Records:
---

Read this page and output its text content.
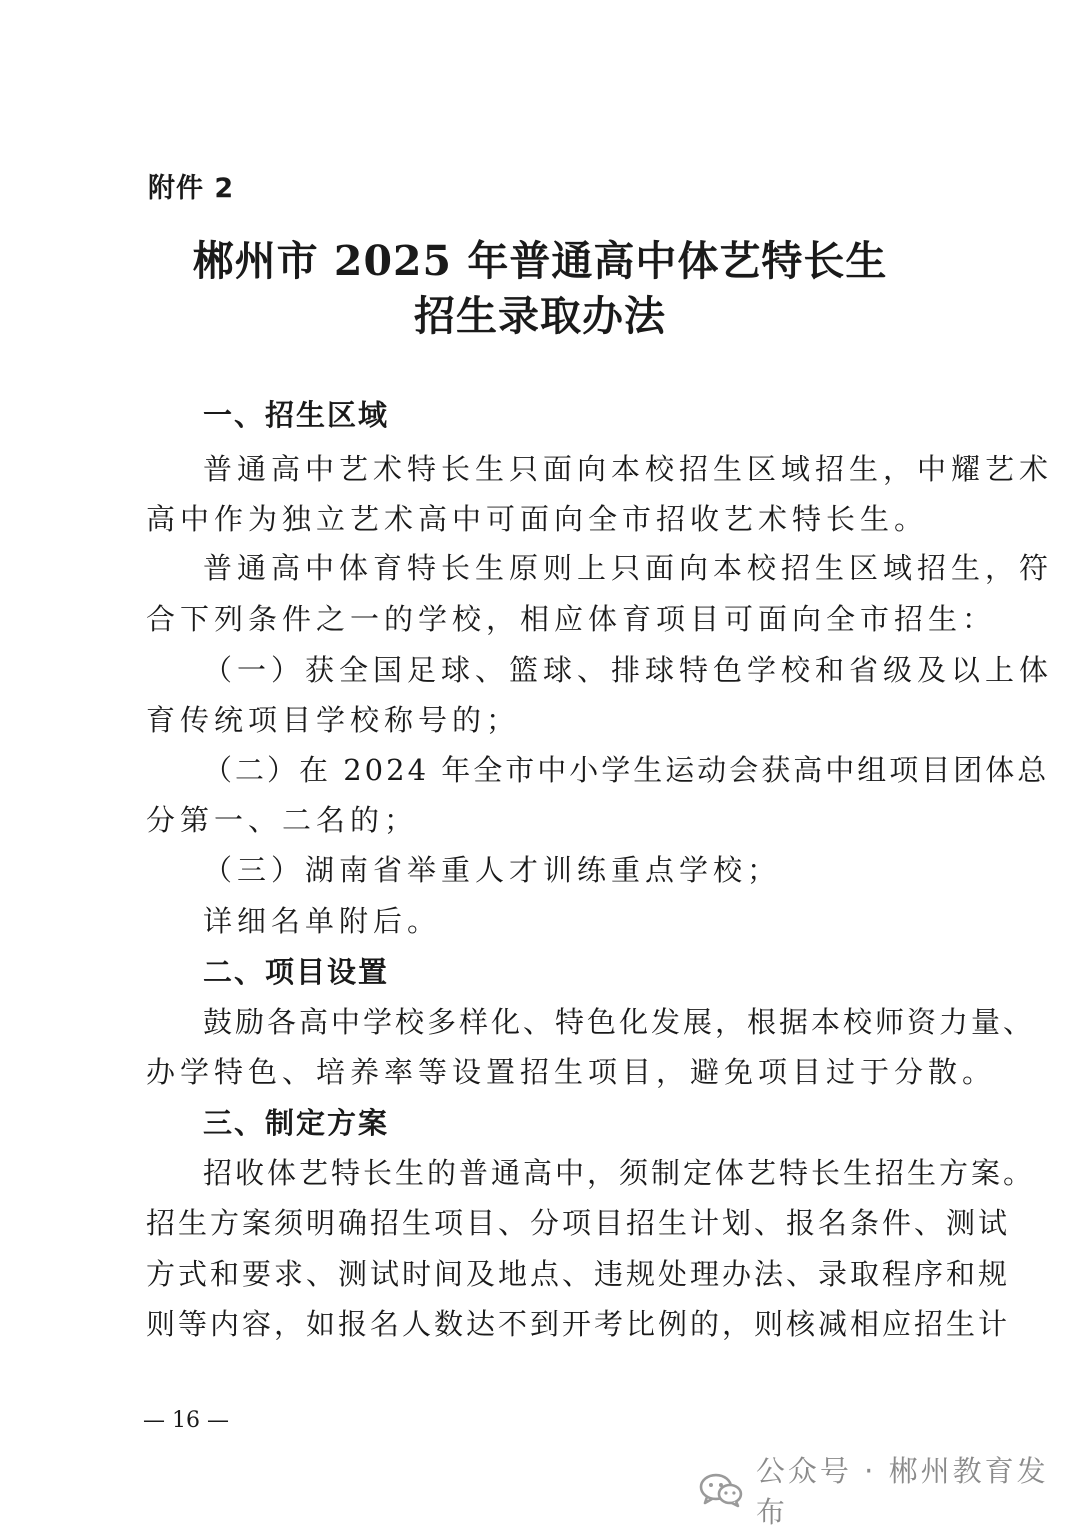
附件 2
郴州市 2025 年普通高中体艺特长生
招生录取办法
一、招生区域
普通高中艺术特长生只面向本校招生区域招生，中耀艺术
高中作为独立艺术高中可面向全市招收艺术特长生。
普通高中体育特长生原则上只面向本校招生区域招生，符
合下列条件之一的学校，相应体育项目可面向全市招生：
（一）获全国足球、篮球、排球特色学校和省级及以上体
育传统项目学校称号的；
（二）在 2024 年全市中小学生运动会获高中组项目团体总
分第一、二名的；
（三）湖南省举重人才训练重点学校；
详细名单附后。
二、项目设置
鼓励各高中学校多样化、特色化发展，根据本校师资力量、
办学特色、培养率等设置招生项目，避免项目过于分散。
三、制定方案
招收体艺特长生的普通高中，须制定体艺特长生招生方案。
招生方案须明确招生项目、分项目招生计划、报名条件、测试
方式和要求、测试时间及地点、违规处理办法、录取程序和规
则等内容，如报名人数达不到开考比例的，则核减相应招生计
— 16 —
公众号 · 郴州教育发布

---

### [What to produce]
Do not include the images; transcribe the rest of the listing exactly.

### [Solved exercise]
Read this page and output its text content.
附件 2
郴州市 2025 年普通高中体艺特长生
招生录取办法
一、招生区域
普通高中艺术特长生只面向本校招生区域招生，中耀艺术
高中作为独立艺术高中可面向全市招收艺术特长生。
普通高中体育特长生原则上只面向本校招生区域招生，符
合下列条件之一的学校，相应体育项目可面向全市招生：
（一）获全国足球、篮球、排球特色学校和省级及以上体
育传统项目学校称号的；
（二）在 2024 年全市中小学生运动会获高中组项目团体总
分第一、二名的；
（三）湖南省举重人才训练重点学校；
详细名单附后。
二、项目设置
鼓励各高中学校多样化、特色化发展，根据本校师资力量、
办学特色、培养率等设置招生项目，避免项目过于分散。
三、制定方案
招收体艺特长生的普通高中，须制定体艺特长生招生方案。
招生方案须明确招生项目、分项目招生计划、报名条件、测试
方式和要求、测试时间及地点、违规处理办法、录取程序和规
则等内容，如报名人数达不到开考比例的，则核减相应招生计
— 16 —
公众号 · 郴州教育发布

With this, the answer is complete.